++++ Dataset records ++++

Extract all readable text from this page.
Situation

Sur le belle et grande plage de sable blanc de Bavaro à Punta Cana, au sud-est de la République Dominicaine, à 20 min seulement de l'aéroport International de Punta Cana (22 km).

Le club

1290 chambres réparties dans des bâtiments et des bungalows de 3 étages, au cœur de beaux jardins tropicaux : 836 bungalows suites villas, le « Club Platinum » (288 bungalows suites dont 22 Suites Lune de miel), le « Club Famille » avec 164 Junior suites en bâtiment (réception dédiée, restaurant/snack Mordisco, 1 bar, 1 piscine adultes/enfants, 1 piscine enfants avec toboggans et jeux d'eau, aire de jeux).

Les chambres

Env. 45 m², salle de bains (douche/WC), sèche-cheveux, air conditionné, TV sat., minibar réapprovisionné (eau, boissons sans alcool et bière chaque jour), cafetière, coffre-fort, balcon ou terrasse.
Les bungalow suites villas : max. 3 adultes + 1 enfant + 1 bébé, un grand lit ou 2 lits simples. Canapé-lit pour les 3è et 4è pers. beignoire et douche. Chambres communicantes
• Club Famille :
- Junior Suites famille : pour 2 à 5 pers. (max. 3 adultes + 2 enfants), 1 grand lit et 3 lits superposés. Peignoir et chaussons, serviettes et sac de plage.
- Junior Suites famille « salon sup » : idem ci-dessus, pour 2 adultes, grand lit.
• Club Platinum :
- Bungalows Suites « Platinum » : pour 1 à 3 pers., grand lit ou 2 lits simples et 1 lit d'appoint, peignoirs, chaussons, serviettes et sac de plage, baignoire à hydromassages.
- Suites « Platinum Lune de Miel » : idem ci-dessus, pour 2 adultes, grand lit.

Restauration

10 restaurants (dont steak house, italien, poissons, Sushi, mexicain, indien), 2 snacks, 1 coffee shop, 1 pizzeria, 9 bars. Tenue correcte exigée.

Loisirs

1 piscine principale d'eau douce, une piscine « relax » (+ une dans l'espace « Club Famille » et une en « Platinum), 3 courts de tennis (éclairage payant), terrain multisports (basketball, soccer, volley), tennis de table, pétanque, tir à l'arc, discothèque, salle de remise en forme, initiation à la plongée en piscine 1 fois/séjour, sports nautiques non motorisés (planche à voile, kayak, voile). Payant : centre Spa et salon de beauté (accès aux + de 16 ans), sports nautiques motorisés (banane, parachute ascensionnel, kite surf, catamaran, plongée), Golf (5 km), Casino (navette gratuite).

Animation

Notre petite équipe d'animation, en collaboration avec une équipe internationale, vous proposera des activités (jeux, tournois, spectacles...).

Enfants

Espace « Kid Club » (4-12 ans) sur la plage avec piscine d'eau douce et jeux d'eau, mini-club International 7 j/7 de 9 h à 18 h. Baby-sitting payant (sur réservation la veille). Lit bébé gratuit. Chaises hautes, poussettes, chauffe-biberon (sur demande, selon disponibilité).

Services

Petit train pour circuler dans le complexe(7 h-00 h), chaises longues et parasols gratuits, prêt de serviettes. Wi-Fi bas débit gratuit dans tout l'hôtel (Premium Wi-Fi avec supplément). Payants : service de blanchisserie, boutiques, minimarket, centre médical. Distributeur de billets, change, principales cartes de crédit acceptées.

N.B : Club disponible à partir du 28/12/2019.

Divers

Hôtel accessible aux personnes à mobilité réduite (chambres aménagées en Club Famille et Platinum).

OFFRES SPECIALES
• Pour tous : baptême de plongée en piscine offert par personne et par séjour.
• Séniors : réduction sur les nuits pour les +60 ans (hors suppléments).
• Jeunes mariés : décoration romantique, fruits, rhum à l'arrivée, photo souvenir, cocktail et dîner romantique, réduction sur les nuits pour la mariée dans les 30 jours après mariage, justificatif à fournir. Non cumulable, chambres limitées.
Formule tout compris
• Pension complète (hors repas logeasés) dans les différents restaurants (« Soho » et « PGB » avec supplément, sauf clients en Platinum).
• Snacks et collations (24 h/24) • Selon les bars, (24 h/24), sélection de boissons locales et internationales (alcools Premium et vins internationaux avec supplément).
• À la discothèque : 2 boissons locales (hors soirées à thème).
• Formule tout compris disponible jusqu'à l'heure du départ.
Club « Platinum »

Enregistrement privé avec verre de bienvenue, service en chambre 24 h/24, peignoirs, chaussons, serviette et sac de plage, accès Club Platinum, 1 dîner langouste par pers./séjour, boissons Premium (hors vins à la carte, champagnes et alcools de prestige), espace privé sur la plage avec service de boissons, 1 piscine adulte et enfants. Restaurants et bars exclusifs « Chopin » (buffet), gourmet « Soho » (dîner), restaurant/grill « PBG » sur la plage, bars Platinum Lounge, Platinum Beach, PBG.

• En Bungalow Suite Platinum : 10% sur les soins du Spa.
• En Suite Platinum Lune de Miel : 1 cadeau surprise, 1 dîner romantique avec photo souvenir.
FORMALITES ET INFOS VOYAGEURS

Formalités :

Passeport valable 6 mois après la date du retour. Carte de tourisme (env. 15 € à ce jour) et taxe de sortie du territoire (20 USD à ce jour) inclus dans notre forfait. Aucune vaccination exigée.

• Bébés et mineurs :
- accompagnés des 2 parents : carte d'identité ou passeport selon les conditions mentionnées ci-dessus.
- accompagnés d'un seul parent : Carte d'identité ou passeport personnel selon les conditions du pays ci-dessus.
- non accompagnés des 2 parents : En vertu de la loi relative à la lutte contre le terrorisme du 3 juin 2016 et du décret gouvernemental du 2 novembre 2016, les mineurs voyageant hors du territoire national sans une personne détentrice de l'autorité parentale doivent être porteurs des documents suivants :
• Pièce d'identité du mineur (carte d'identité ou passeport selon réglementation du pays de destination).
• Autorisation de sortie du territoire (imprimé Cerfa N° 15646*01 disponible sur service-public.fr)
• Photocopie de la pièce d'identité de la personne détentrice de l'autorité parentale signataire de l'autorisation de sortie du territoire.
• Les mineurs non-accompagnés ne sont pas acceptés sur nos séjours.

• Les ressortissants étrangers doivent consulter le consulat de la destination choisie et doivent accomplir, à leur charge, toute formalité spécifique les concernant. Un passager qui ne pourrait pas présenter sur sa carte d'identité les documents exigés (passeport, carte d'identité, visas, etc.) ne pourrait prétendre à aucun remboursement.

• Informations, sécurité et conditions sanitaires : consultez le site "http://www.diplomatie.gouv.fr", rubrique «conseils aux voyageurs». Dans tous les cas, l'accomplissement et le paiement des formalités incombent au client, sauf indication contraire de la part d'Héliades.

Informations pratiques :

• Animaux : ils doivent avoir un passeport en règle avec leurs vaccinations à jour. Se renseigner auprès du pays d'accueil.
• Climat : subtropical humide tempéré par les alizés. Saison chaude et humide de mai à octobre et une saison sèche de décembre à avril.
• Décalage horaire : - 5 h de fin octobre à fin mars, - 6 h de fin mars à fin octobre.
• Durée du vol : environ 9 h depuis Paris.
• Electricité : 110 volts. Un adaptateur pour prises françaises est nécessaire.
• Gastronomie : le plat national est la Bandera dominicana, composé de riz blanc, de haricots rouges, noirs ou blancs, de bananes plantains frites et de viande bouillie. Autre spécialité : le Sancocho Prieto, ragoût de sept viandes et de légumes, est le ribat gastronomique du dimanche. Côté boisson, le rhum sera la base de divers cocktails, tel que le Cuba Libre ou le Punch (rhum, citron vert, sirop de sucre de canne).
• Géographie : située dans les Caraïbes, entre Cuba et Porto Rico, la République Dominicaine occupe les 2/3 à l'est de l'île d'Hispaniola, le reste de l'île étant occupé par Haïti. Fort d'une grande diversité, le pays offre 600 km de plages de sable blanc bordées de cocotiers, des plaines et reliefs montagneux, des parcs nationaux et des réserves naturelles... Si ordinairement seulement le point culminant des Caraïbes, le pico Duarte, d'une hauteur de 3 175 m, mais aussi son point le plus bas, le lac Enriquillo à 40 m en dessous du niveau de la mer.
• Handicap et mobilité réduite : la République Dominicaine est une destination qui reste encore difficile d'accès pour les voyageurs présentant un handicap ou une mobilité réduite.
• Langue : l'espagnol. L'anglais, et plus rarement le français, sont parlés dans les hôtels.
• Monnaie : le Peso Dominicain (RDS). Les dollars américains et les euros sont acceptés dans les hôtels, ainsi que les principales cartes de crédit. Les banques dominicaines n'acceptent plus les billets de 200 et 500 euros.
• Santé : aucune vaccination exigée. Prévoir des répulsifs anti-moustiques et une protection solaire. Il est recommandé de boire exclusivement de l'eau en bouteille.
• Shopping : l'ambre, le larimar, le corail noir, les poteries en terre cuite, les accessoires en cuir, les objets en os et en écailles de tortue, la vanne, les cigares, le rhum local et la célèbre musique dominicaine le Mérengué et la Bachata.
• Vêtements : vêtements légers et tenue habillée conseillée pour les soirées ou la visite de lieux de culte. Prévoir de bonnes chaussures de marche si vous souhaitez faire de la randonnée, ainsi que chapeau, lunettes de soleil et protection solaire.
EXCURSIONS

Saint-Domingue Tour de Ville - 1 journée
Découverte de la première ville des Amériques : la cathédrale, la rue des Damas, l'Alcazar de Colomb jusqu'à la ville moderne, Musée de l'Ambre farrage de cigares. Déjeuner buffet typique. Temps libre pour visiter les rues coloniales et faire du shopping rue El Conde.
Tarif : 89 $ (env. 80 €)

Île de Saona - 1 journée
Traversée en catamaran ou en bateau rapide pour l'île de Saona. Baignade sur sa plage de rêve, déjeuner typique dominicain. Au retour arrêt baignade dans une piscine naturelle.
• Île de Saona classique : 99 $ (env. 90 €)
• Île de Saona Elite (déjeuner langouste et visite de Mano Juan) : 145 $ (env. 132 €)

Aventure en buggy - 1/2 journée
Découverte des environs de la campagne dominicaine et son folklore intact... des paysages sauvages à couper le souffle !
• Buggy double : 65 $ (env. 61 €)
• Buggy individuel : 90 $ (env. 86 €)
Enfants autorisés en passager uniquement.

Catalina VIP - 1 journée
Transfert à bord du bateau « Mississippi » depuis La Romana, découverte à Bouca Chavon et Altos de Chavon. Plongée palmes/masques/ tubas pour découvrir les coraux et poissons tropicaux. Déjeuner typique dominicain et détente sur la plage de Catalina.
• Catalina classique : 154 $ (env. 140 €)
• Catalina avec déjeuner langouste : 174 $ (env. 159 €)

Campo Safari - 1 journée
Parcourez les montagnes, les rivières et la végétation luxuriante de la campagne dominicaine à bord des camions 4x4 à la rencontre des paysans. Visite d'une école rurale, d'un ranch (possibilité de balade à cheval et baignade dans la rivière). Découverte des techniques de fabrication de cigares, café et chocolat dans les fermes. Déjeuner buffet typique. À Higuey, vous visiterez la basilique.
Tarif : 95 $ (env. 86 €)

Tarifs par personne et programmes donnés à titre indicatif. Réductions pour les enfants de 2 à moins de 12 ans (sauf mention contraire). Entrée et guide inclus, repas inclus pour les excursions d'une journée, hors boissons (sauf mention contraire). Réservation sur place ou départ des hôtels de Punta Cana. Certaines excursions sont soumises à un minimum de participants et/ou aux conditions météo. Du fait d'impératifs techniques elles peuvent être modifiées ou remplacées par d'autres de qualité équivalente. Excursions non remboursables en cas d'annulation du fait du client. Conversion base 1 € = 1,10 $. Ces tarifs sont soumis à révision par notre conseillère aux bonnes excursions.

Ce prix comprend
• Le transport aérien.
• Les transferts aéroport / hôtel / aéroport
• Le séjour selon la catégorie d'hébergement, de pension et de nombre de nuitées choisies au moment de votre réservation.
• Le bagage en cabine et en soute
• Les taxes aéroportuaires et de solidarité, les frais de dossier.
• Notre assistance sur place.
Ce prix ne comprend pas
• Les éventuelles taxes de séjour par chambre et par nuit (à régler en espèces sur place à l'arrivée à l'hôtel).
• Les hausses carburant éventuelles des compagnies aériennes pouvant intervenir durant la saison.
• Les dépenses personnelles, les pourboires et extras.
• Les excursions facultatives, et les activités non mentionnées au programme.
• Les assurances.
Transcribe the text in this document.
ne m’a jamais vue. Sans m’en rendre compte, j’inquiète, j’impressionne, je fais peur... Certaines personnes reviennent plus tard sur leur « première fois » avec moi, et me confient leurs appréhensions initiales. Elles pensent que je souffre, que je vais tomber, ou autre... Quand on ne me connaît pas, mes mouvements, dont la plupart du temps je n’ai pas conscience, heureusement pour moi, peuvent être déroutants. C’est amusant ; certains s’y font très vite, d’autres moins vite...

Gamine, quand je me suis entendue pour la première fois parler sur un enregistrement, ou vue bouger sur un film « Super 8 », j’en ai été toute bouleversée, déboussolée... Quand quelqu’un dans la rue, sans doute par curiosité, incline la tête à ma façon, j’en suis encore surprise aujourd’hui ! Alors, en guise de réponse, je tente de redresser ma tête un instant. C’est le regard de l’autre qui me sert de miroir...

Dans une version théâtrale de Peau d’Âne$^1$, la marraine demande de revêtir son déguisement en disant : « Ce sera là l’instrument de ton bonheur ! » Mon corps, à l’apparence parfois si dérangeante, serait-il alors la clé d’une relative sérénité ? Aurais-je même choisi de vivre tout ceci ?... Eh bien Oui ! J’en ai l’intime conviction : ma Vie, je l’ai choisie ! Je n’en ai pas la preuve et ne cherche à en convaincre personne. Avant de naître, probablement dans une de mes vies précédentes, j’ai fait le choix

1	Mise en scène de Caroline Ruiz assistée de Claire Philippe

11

++++

• _Goal_:
Give the number of lines above in which the word "dessus" occurs, with nothing else.

• _Expected answer_:
4